* [Work instructions] Any pictures in the records below should be skipped; write out everything else exactly.
════════════════════
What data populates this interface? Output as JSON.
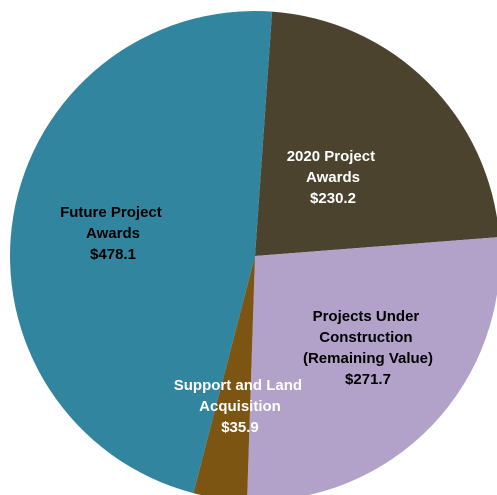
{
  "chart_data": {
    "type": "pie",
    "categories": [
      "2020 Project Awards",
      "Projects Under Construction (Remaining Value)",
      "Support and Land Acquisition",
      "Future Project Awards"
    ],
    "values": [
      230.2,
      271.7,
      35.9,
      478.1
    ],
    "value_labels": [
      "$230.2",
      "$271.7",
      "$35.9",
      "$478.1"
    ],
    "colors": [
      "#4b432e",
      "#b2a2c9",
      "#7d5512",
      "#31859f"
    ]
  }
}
════════════════════
* [Exercise result]
What data populates this interface? Output as JSON.
{
  "chart_data": {
    "type": "pie",
    "categories": [
      "2020 Project Awards",
      "Projects Under Construction (Remaining Value)",
      "Support and Land Acquisition",
      "Future Project Awards"
    ],
    "values": [
      230.2,
      271.7,
      35.9,
      478.1
    ],
    "value_labels": [
      "$230.2",
      "$271.7",
      "$35.9",
      "$478.1"
    ],
    "colors": [
      "#4b432e",
      "#b2a2c9",
      "#7d5512",
      "#31859f"
    ]
  }
}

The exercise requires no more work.